The exercise:
Please recast the entries below as a JSON list of strings, with one string for each line, blank lines omitted and the pictures left out.

Available data:
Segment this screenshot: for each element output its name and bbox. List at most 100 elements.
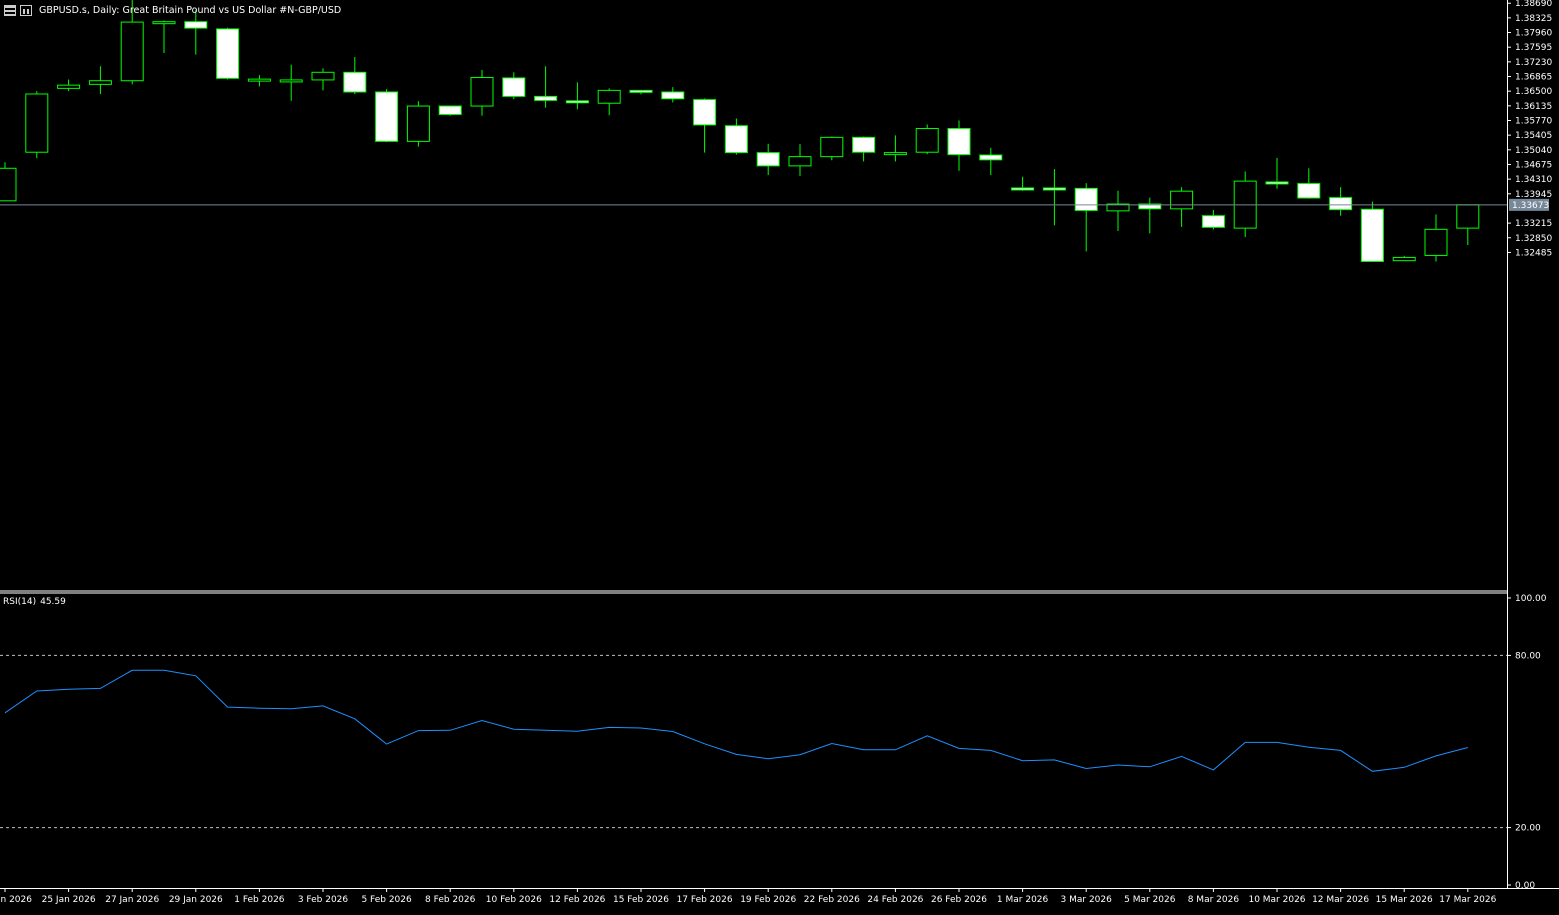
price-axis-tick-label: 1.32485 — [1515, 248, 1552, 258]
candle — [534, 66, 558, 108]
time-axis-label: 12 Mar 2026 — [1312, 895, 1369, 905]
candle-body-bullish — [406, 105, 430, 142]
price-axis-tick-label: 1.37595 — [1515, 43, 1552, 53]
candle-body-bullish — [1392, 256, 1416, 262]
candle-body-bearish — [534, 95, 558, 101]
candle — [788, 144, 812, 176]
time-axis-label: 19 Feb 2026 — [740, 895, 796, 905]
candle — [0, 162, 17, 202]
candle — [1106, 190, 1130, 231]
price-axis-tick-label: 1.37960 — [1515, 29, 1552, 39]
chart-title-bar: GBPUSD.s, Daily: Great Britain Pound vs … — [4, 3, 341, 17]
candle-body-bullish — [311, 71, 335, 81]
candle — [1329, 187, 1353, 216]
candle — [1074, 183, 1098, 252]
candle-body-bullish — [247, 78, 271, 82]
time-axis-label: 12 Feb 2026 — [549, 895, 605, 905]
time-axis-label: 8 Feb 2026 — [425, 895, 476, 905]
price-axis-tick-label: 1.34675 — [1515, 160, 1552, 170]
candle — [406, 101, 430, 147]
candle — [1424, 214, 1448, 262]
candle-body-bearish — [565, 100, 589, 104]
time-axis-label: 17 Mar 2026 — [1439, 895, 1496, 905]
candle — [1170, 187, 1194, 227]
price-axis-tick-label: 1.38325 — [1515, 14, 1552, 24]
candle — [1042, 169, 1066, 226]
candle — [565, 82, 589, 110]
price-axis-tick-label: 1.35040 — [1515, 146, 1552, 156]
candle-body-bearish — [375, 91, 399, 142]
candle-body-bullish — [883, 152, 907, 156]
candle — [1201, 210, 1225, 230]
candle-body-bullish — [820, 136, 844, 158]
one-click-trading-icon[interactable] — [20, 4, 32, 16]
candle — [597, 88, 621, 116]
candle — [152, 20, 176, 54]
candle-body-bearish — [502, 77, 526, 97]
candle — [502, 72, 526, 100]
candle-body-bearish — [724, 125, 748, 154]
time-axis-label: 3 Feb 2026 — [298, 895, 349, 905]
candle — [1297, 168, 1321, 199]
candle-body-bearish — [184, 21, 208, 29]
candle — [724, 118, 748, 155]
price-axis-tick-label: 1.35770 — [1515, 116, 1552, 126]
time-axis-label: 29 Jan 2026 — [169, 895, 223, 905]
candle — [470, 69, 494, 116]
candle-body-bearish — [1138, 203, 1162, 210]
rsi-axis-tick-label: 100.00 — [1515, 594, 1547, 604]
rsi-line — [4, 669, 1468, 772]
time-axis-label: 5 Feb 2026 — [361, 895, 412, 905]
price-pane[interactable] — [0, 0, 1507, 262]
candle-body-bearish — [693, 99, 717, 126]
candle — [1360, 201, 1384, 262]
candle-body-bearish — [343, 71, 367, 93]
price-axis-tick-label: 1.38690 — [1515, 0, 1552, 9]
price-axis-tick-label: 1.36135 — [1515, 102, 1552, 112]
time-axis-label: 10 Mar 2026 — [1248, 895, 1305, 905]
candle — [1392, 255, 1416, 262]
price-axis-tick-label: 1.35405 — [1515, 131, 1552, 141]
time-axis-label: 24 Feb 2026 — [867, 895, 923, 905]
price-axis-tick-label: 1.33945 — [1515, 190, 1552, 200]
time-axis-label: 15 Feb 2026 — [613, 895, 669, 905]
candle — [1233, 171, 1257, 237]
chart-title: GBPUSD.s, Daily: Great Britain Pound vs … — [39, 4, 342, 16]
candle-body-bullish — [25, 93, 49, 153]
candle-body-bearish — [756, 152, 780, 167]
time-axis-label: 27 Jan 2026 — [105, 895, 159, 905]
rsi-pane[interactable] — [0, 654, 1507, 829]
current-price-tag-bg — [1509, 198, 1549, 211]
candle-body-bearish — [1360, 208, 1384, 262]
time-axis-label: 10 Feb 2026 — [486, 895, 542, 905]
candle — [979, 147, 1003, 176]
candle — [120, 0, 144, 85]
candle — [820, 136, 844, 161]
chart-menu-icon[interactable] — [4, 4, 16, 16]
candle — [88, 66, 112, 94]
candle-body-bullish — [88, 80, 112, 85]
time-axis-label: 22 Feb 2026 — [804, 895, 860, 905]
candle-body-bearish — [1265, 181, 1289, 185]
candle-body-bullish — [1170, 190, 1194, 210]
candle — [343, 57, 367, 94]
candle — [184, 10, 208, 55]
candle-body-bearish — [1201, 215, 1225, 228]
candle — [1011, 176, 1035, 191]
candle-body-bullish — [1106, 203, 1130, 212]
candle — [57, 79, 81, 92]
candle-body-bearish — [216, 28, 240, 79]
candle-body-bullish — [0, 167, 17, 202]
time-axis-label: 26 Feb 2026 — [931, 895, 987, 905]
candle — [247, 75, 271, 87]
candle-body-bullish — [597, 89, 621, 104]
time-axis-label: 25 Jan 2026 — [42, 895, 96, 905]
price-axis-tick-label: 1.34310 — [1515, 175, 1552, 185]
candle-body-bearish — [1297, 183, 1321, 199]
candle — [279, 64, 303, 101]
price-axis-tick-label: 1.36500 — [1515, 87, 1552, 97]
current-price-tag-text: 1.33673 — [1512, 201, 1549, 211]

Correct output:
[
  "Segment this screenshot: for each element output its name and bbox. List at most 100 elements.",
  "price-axis-tick-label: 1.32485 — [1515, 248, 1552, 258]",
  "candle — [534, 66, 558, 108]",
  "time-axis-label: 12 Mar 2026 — [1312, 895, 1369, 905]",
  "candle-body-bullish — [406, 105, 430, 142]",
  "price-axis-tick-label: 1.37595 — [1515, 43, 1552, 53]",
  "candle-body-bullish — [1392, 256, 1416, 262]",
  "candle-body-bearish — [534, 95, 558, 101]",
  "candle — [788, 144, 812, 176]",
  "time-axis-label: 19 Feb 2026 — [740, 895, 796, 905]",
  "candle — [0, 162, 17, 202]",
  "candle — [1106, 190, 1130, 231]",
  "price-axis-tick-label: 1.37960 — [1515, 29, 1552, 39]",
  "chart-title-bar: GBPUSD.s, Daily: Great Britain Pound vs … — [4, 3, 341, 17]",
  "candle-body-bullish — [311, 71, 335, 81]",
  "candle — [1329, 187, 1353, 216]",
  "candle — [1074, 183, 1098, 252]",
  "candle-body-bullish — [247, 78, 271, 82]",
  "time-axis-label: 12 Feb 2026 — [549, 895, 605, 905]",
  "time-axis-label: 8 Feb 2026 — [425, 895, 476, 905]",
  "price-axis-tick-label: 1.34675 — [1515, 160, 1552, 170]",
  "candle — [406, 101, 430, 147]",
  "candle — [1424, 214, 1448, 262]",
  "candle-body-bearish — [565, 100, 589, 104]",
  "time-axis-label: 17 Mar 2026 — [1439, 895, 1496, 905]",
  "candle — [1170, 187, 1194, 227]",
  "price-axis-tick-label: 1.38325 — [1515, 14, 1552, 24]",
  "candle — [1042, 169, 1066, 226]",
  "candle — [565, 82, 589, 110]",
  "price-axis-tick-label: 1.35040 — [1515, 146, 1552, 156]",
  "candle-body-bearish — [375, 91, 399, 142]",
  "candle-body-bullish — [883, 152, 907, 156]",
  "candle — [1201, 210, 1225, 230]",
  "candle-body-bullish — [820, 136, 844, 158]",
  "one-click-trading-icon[interactable] — [20, 4, 32, 16]",
  "candle — [597, 88, 621, 116]",
  "candle — [152, 20, 176, 54]",
  "candle-body-bearish — [502, 77, 526, 97]",
  "candle — [502, 72, 526, 100]",
  "candle-body-bearish — [724, 125, 748, 154]",
  "time-axis-label: 3 Feb 2026 — [298, 895, 349, 905]",
  "candle — [1297, 168, 1321, 199]",
  "candle-body-bearish — [184, 21, 208, 29]",
  "candle — [724, 118, 748, 155]",
  "price-axis-tick-label: 1.35770 — [1515, 116, 1552, 126]",
  "time-axis-label: 29 Jan 2026 — [169, 895, 223, 905]",
  "candle — [470, 69, 494, 116]",
  "candle-body-bearish — [1138, 203, 1162, 210]",
  "rsi-axis-tick-label: 100.00 — [1515, 594, 1547, 604]",
  "rsi-line — [4, 669, 1468, 772]",
  "time-axis-label: 5 Feb 2026 — [361, 895, 412, 905]",
  "price-pane[interactable] — [0, 0, 1507, 262]",
  "candle-body-bearish — [693, 99, 717, 126]",
  "candle — [1360, 201, 1384, 262]",
  "candle-body-bearish — [343, 71, 367, 93]",
  "price-axis-tick-label: 1.38690 — [1515, 0, 1552, 9]",
  "price-axis-tick-label: 1.36135 — [1515, 102, 1552, 112]",
  "time-axis-label: 10 Mar 2026 — [1248, 895, 1305, 905]",
  "candle — [1392, 255, 1416, 262]",
  "price-axis-tick-label: 1.35405 — [1515, 131, 1552, 141]",
  "time-axis-label: 24 Feb 2026 — [867, 895, 923, 905]",
  "price-axis-tick-label: 1.33945 — [1515, 190, 1552, 200]",
  "time-axis-label: 15 Feb 2026 — [613, 895, 669, 905]",
  "candle — [1233, 171, 1257, 237]",
  "chart-title: GBPUSD.s, Daily: Great Britain Pound vs … — [39, 4, 342, 16]",
  "candle-body-bullish — [25, 93, 49, 153]",
  "candle-body-bearish — [756, 152, 780, 167]",
  "time-axis-label: 27 Jan 2026 — [105, 895, 159, 905]",
  "rsi-pane[interactable] — [0, 654, 1507, 829]",
  "current-price-tag-bg — [1509, 198, 1549, 211]",
  "candle-body-bearish — [1360, 208, 1384, 262]",
  "time-axis-label: 10 Feb 2026 — [486, 895, 542, 905]",
  "candle — [979, 147, 1003, 176]",
  "candle — [120, 0, 144, 85]",
  "candle — [820, 136, 844, 161]",
  "chart-menu-icon[interactable] — [4, 4, 16, 16]",
  "candle — [88, 66, 112, 94]",
  "candle-body-bullish — [88, 80, 112, 85]",
  "time-axis-label: 22 Feb 2026 — [804, 895, 860, 905]",
  "candle-body-bearish — [1265, 181, 1289, 185]",
  "candle-body-bullish — [1170, 190, 1194, 210]",
  "candle — [343, 57, 367, 94]",
  "candle — [184, 10, 208, 55]",
  "candle-body-bearish — [1201, 215, 1225, 228]",
  "candle — [1011, 176, 1035, 191]",
  "candle-body-bullish — [1106, 203, 1130, 212]",
  "candle — [57, 79, 81, 92]",
  "candle-body-bearish — [216, 28, 240, 79]",
  "candle-body-bullish — [0, 167, 17, 202]",
  "time-axis-label: 26 Feb 2026 — [931, 895, 987, 905]",
  "candle — [247, 75, 271, 87]",
  "candle-body-bullish — [597, 89, 621, 104]",
  "time-axis-label: 25 Jan 2026 — [42, 895, 96, 905]",
  "price-axis-tick-label: 1.34310 — [1515, 175, 1552, 185]",
  "candle-body-bearish — [1297, 183, 1321, 199]",
  "candle — [279, 64, 303, 101]",
  "price-axis-tick-label: 1.36500 — [1515, 87, 1552, 97]",
  "current-price-tag-text: 1.33673 — [1512, 201, 1549, 211]"
]